> [Requirement] Reproduce all of the material below verbatim, leaving out any pictures.

> [Task material]
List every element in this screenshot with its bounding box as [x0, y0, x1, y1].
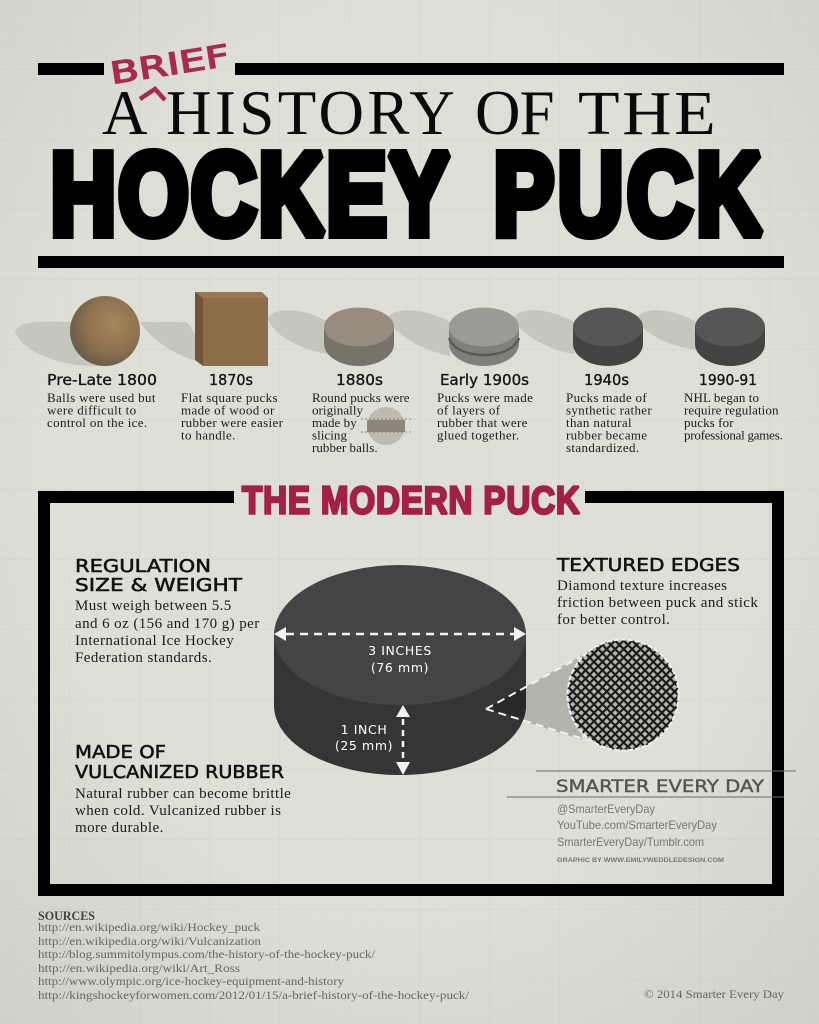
diameter label: 3 INCHES — [368, 643, 432, 658]
description: slicing — [312, 428, 347, 442]
description: synthetic rather — [566, 402, 652, 418]
block: vulcanized rubber — [75, 742, 291, 836]
sources heading: SOURCES — [38, 909, 95, 923]
panel frame — [44, 497, 778, 890]
icon: round puck — [324, 308, 394, 366]
description: pucks for — [684, 415, 734, 430]
title line one: A — [102, 78, 148, 148]
description: Pucks were made — [437, 390, 533, 405]
subheading: MADE OF — [75, 742, 166, 763]
bottom rule — [38, 256, 784, 268]
timeline: pre-late 1800 — [47, 296, 157, 430]
timeline: 1880s — [312, 308, 411, 455]
source links: http://blog.summitolympus.com/the-history-of-the-hockey-puck/ — [38, 947, 376, 961]
icon: sliced ball — [361, 407, 411, 445]
icon: regulation puck — [695, 308, 765, 366]
icon: square puck — [195, 292, 268, 366]
source links: http://www.olympic.org/ice-hockey-equipment-and-history — [38, 974, 344, 988]
description: Balls were used but — [47, 390, 156, 405]
panel: the modern puck — [44, 478, 796, 890]
description: were difficult to — [47, 402, 136, 418]
block: regulation size and weight — [75, 556, 260, 666]
icon: layered puck — [449, 308, 519, 366]
brand name: SMARTER EVERY DAY — [556, 777, 765, 797]
sources — [38, 909, 784, 1002]
social links: @SmarterEveryDay — [557, 802, 655, 816]
handwritten insert: brief: BRIEF — [108, 39, 232, 92]
body text: friction between puck and stick — [557, 595, 758, 611]
description: made of wood or — [181, 402, 275, 418]
icon: diamond texture circle — [568, 640, 678, 750]
design credit: GRAPHIC BY WWW.EMILYWEDDLEDESIGN.COM — [557, 857, 724, 864]
social links: YouTube.com/SmarterEveryDay — [557, 818, 717, 832]
description: originally — [312, 402, 363, 418]
description: to handle. — [181, 428, 236, 442]
description: control on the ice. — [47, 415, 148, 430]
body text: Federation standards. — [75, 650, 212, 666]
body text: more durable. — [75, 820, 164, 836]
title line one: THE — [578, 79, 718, 148]
zoom callout lines — [486, 657, 587, 740]
description: NHL began to — [684, 390, 759, 405]
era label: Pre-Late 1800 — [47, 371, 157, 389]
body text: when cold. Vulcanized rubber is — [75, 803, 281, 819]
rules — [507, 771, 796, 797]
timeline: 1870s — [181, 292, 284, 442]
top rule — [38, 63, 784, 75]
era label: 1880s — [336, 371, 383, 389]
era label: 1940s — [584, 371, 629, 389]
source links: http://en.wikipedia.org/wiki/Vulcanization — [38, 934, 261, 948]
title block — [38, 39, 784, 268]
icon: ball — [70, 296, 140, 366]
icon: synthetic puck — [573, 308, 643, 366]
title line one — [102, 78, 718, 148]
source links: http://kingshockeyforwomen.com/2012/01/15/a-brief-history-of-the-hockey-puck/ — [38, 988, 470, 1002]
source links: http://en.wikipedia.org/wiki/Art_Ross — [38, 961, 240, 975]
copyright: © 2014 Smarter Every Day — [644, 987, 784, 1001]
description: Flat square pucks — [181, 390, 278, 405]
body text: Must weigh between 5.5 — [75, 598, 232, 614]
description: of layers of — [437, 402, 501, 418]
subheading: REGULATION — [75, 556, 211, 577]
era label: 1990-91 — [699, 371, 757, 389]
main puck diagram — [274, 565, 526, 775]
description: rubber that were — [437, 415, 528, 430]
description: glued together. — [437, 428, 520, 442]
description: rubber became — [566, 428, 647, 442]
title line two — [51, 130, 766, 260]
subheading: SIZE & WEIGHT — [75, 575, 243, 596]
era label: Early 1900s — [440, 371, 529, 389]
description: made by — [312, 415, 357, 430]
description: than natural — [566, 415, 632, 430]
subheading: TEXTURED EDGES — [556, 555, 740, 576]
body text: and 6 oz (156 and 170 g) per — [75, 616, 260, 632]
panel heading: THE MODERN PUCK — [242, 478, 581, 522]
description: professional games. — [684, 428, 783, 442]
description: Round pucks were — [312, 390, 410, 405]
height arrow — [396, 705, 410, 775]
era label: 1870s — [209, 371, 253, 389]
title line one: OF — [475, 78, 554, 148]
title line two: PUCK — [494, 130, 766, 260]
handwritten insert: brief — [108, 39, 232, 100]
timeline: 1990-91 — [684, 308, 783, 442]
block: textured edges — [556, 555, 758, 628]
description: require regulation — [684, 402, 779, 418]
diameter arrow — [274, 627, 526, 641]
description: rubber balls. — [312, 440, 378, 455]
body text: International Ice Hockey — [75, 633, 234, 649]
social links: SmarterEveryDay/Tumblr.com — [557, 835, 704, 849]
timeline: early 1900s — [437, 308, 533, 442]
title line two: HOCKEY — [51, 130, 452, 260]
block: smarter every day — [507, 771, 796, 864]
description: rubber were easier — [181, 415, 284, 430]
height label: (25 mm) — [335, 738, 393, 753]
subheading: VULCANIZED RUBBER — [75, 762, 284, 783]
timeline shadows — [15, 310, 696, 366]
description: standardized. — [566, 440, 640, 455]
source links: http://en.wikipedia.org/wiki/Hockey_puck — [38, 920, 260, 934]
body text: Diamond texture increases — [557, 578, 727, 594]
height label: 1 INCH — [341, 722, 387, 737]
diameter label: (76 mm) — [371, 660, 429, 675]
description: Pucks made of — [566, 390, 647, 405]
timeline: 1940s — [566, 308, 652, 455]
body text: Natural rubber can become brittle — [75, 786, 291, 802]
title line one: HISTORY — [166, 78, 458, 148]
body text: for better control. — [557, 612, 670, 628]
zoom cone — [486, 655, 582, 740]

> [Answer to this task]
List every element in this screenshot with its bounding box as [x0, y0, x1, y1].
diameter label: 3 INCHES — [368, 643, 432, 658]
description: slicing — [312, 428, 347, 442]
description: synthetic rather — [566, 402, 652, 418]
block: vulcanized rubber — [75, 742, 291, 836]
sources heading: SOURCES — [38, 909, 95, 923]
panel frame — [44, 497, 778, 890]
icon: round puck — [324, 308, 394, 366]
description: pucks for — [684, 415, 734, 430]
title line one: A — [102, 78, 148, 148]
description: Pucks were made — [437, 390, 533, 405]
subheading: MADE OF — [75, 742, 166, 763]
bottom rule — [38, 256, 784, 268]
timeline: pre-late 1800 — [47, 296, 157, 430]
timeline: 1880s — [312, 308, 411, 455]
source links: http://blog.summitolympus.com/the-history-of-the-hockey-puck/ — [38, 947, 376, 961]
icon: sliced ball — [361, 407, 411, 445]
icon: regulation puck — [695, 308, 765, 366]
icon: square puck — [195, 292, 268, 366]
source links: http://www.olympic.org/ice-hockey-equipment-and-history — [38, 974, 344, 988]
description: Balls were used but — [47, 390, 156, 405]
panel: the modern puck — [44, 478, 796, 890]
description: were difficult to — [47, 402, 136, 418]
block: regulation size and weight — [75, 556, 260, 666]
icon: layered puck — [449, 308, 519, 366]
brand name: SMARTER EVERY DAY — [556, 777, 765, 797]
sources — [38, 909, 784, 1002]
social links: @SmarterEveryDay — [557, 802, 655, 816]
handwritten insert: brief: BRIEF — [108, 39, 232, 92]
body text: friction between puck and stick — [557, 595, 758, 611]
description: made of wood or — [181, 402, 275, 418]
icon: diamond texture circle — [568, 640, 678, 750]
design credit: GRAPHIC BY WWW.EMILYWEDDLEDESIGN.COM — [557, 857, 724, 864]
social links: YouTube.com/SmarterEveryDay — [557, 818, 717, 832]
description: originally — [312, 402, 363, 418]
description: to handle. — [181, 428, 236, 442]
description: control on the ice. — [47, 415, 148, 430]
body text: Federation standards. — [75, 650, 212, 666]
body text: more durable. — [75, 820, 164, 836]
title line one: THE — [578, 79, 718, 148]
zoom callout lines — [486, 657, 587, 740]
description: NHL began to — [684, 390, 759, 405]
era label: Pre-Late 1800 — [47, 371, 157, 389]
body text: when cold. Vulcanized rubber is — [75, 803, 281, 819]
rules — [507, 771, 796, 797]
timeline: 1870s — [181, 292, 284, 442]
top rule — [38, 63, 784, 75]
era label: 1880s — [336, 371, 383, 389]
era label: 1940s — [584, 371, 629, 389]
source links: http://en.wikipedia.org/wiki/Vulcanization — [38, 934, 261, 948]
title block — [38, 39, 784, 268]
icon: ball — [70, 296, 140, 366]
icon: synthetic puck — [573, 308, 643, 366]
title line one — [102, 78, 718, 148]
source links: http://kingshockeyforwomen.com/2012/01/15/a-brief-history-of-the-hockey-puck/ — [38, 988, 470, 1002]
source links: http://en.wikipedia.org/wiki/Art_Ross — [38, 961, 240, 975]
copyright: © 2014 Smarter Every Day — [644, 987, 784, 1001]
description: Flat square pucks — [181, 390, 278, 405]
body text: Must weigh between 5.5 — [75, 598, 232, 614]
description: of layers of — [437, 402, 501, 418]
subheading: REGULATION — [75, 556, 211, 577]
era label: 1990-91 — [699, 371, 757, 389]
main puck diagram — [274, 565, 526, 775]
description: rubber that were — [437, 415, 528, 430]
description: glued together. — [437, 428, 520, 442]
description: rubber became — [566, 428, 647, 442]
title line two — [51, 130, 766, 260]
subheading: SIZE & WEIGHT — [75, 575, 243, 596]
era label: Early 1900s — [440, 371, 529, 389]
description: made by — [312, 415, 357, 430]
description: than natural — [566, 415, 632, 430]
subheading: TEXTURED EDGES — [556, 555, 740, 576]
body text: and 6 oz (156 and 170 g) per — [75, 616, 260, 632]
panel heading: THE MODERN PUCK — [242, 478, 581, 522]
description: professional games. — [684, 428, 783, 442]
description: Round pucks were — [312, 390, 410, 405]
height arrow — [396, 705, 410, 775]
era label: 1870s — [209, 371, 253, 389]
title line one: OF — [475, 78, 554, 148]
title line two: PUCK — [494, 130, 766, 260]
handwritten insert: brief — [108, 39, 232, 100]
timeline: 1990-91 — [684, 308, 783, 442]
block: textured edges — [556, 555, 758, 628]
description: require regulation — [684, 402, 779, 418]
diameter arrow — [274, 627, 526, 641]
description: rubber balls. — [312, 440, 378, 455]
body text: International Ice Hockey — [75, 633, 234, 649]
social links: SmarterEveryDay/Tumblr.com — [557, 835, 704, 849]
timeline: early 1900s — [437, 308, 533, 442]
title line two: HOCKEY — [51, 130, 452, 260]
block: smarter every day — [507, 771, 796, 864]
description: rubber were easier — [181, 415, 284, 430]
height label: (25 mm) — [335, 738, 393, 753]
subheading: VULCANIZED RUBBER — [75, 762, 284, 783]
timeline shadows — [15, 310, 696, 366]
description: standardized. — [566, 440, 640, 455]
source links: http://en.wikipedia.org/wiki/Hockey_puck — [38, 920, 260, 934]
body text: Diamond texture increases — [557, 578, 727, 594]
height label: 1 INCH — [341, 722, 387, 737]
diameter label: (76 mm) — [371, 660, 429, 675]
description: Pucks made of — [566, 390, 647, 405]
timeline: 1940s — [566, 308, 652, 455]
body text: Natural rubber can become brittle — [75, 786, 291, 802]
title line one: HISTORY — [166, 78, 458, 148]
body text: for better control. — [557, 612, 670, 628]
zoom cone — [486, 655, 582, 740]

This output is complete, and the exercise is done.